> **Data tied to figure images**
========================================================================

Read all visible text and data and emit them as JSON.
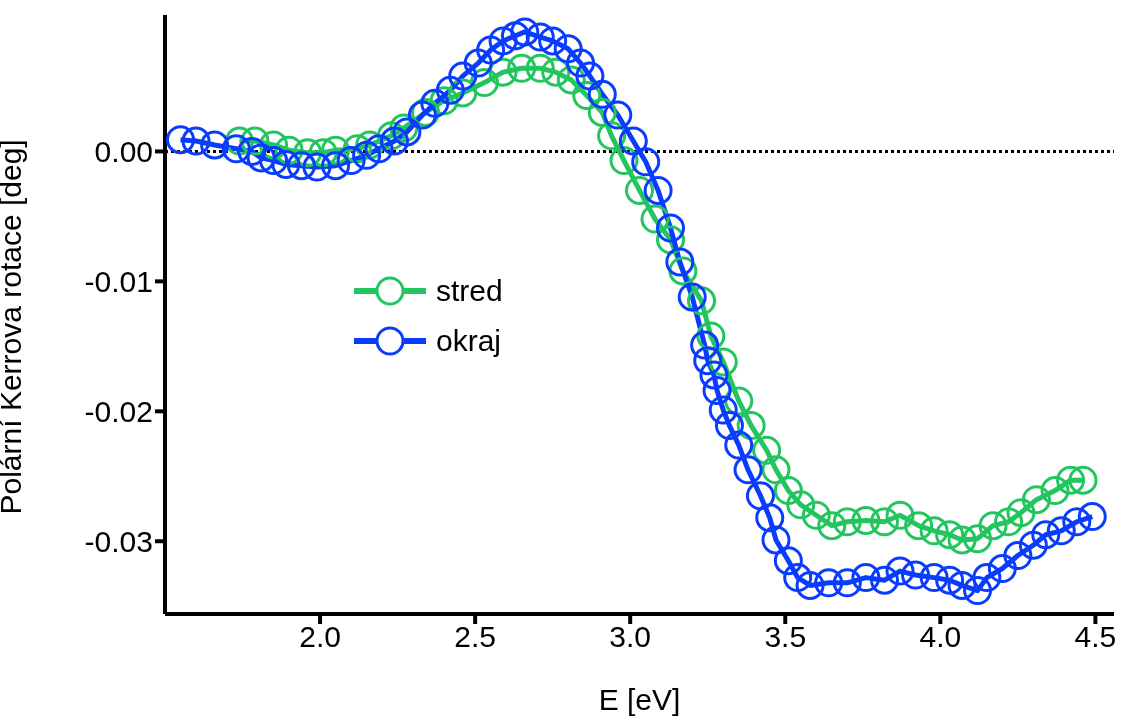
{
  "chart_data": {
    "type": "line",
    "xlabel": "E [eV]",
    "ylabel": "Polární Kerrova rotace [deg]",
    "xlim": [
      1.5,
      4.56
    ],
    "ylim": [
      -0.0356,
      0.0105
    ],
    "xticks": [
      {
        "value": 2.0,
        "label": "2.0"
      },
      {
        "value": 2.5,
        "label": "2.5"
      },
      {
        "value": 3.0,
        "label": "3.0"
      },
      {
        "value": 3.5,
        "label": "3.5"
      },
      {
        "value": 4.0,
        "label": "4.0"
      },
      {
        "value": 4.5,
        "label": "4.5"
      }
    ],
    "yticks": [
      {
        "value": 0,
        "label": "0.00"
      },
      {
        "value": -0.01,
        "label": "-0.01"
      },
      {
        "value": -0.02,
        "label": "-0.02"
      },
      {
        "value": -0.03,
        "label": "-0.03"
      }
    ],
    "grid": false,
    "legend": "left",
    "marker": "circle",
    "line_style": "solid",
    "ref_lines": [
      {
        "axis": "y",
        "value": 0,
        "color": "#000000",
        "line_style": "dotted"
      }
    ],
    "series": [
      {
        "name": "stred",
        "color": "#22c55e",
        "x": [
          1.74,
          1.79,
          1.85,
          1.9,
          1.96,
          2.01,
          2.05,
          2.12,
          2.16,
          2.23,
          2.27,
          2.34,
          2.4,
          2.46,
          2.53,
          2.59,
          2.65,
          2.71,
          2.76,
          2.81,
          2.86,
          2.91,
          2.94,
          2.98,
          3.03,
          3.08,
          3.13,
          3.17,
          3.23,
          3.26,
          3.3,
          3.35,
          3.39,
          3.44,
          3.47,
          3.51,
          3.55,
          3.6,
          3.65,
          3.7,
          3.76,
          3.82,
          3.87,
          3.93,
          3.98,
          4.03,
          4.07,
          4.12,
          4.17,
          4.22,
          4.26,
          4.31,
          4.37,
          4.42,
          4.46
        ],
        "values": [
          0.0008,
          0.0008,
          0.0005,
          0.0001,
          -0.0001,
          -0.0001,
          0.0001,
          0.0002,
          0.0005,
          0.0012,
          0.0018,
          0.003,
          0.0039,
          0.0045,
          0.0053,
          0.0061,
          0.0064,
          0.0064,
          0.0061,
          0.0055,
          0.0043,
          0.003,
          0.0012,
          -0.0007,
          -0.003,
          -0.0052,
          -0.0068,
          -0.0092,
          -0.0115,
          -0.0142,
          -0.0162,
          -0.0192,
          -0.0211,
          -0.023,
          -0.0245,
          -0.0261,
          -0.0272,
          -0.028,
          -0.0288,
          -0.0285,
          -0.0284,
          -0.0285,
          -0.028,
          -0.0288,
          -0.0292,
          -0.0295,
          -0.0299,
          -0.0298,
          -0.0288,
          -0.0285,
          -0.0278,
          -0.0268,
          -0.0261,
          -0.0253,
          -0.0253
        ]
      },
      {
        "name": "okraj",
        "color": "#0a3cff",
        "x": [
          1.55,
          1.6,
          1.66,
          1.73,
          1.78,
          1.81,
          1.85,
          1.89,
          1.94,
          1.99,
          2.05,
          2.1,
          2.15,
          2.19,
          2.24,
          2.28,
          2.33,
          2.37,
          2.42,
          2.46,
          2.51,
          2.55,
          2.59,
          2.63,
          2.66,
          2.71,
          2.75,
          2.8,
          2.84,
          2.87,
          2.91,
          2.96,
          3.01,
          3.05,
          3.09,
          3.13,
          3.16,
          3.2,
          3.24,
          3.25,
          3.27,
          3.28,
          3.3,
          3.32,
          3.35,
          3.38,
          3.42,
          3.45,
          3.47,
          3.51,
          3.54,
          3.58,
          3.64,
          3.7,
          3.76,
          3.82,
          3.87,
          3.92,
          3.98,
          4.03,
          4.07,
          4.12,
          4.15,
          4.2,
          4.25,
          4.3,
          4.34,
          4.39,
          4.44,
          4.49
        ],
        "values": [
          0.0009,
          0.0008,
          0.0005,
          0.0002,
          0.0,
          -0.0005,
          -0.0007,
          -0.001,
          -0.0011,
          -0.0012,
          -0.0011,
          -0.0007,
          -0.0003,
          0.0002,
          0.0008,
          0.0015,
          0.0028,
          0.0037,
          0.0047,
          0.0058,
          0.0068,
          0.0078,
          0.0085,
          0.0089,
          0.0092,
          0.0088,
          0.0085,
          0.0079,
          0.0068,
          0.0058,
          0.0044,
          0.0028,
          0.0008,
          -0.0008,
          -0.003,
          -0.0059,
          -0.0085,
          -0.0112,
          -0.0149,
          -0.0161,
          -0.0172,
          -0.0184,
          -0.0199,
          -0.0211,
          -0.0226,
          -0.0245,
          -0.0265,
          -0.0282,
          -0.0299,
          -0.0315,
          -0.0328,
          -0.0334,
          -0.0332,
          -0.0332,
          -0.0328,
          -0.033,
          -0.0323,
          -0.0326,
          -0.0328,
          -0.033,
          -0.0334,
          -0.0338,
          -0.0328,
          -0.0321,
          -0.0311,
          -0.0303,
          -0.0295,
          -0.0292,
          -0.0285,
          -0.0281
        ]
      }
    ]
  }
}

========================================================================

> **Problem**
Display every line of the listing that contains the string "color".

> **The output**
        "color": "#000000",
        "color": "#22c55e",
        "color": "#0a3cff",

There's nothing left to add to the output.